- Records to process -
- - -
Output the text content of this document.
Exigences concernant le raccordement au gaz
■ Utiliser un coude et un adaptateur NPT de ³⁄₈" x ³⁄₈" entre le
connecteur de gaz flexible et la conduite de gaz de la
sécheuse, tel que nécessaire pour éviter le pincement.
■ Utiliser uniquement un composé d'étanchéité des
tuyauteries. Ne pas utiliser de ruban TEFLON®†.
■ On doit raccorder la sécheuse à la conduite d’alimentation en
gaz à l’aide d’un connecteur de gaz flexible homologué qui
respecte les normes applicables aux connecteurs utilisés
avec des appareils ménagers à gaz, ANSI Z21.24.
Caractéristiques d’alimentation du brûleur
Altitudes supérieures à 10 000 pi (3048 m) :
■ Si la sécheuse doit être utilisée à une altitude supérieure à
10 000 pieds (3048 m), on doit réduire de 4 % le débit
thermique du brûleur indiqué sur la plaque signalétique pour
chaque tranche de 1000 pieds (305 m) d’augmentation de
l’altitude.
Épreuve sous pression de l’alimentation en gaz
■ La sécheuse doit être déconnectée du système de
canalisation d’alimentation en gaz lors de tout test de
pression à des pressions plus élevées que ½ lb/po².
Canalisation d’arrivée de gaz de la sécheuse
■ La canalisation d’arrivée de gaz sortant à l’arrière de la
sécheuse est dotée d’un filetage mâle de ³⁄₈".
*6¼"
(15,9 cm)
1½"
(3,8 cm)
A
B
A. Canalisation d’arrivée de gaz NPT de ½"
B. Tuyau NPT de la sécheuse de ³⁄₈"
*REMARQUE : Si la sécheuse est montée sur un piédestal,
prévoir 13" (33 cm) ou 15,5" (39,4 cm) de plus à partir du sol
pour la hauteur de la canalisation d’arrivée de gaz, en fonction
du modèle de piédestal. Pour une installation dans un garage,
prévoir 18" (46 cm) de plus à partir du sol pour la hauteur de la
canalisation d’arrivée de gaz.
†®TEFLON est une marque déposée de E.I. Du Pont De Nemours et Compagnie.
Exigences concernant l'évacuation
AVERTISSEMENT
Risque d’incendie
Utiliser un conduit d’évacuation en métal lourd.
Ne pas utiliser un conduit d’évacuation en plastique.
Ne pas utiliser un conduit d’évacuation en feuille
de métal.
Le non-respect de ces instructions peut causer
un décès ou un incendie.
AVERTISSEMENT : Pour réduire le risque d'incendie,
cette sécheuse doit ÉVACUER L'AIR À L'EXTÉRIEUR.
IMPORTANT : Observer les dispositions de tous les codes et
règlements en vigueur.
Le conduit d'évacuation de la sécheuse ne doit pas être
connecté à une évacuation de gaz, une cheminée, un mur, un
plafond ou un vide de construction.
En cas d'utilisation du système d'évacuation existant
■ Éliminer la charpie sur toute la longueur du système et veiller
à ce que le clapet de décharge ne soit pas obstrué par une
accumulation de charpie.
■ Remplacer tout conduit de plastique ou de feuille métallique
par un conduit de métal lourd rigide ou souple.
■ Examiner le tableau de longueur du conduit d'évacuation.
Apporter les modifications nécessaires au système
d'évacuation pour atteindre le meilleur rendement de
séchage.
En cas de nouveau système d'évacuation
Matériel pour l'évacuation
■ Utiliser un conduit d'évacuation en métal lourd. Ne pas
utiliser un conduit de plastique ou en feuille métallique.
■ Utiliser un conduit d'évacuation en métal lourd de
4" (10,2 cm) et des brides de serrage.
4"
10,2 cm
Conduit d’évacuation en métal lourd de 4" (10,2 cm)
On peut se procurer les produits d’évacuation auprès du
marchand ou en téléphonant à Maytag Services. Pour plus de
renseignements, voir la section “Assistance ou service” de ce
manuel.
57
- - -
- Request -
Of the lines in this listing, how many contain "charpie"? Reply with the number and nothing more.

- Correct response -
2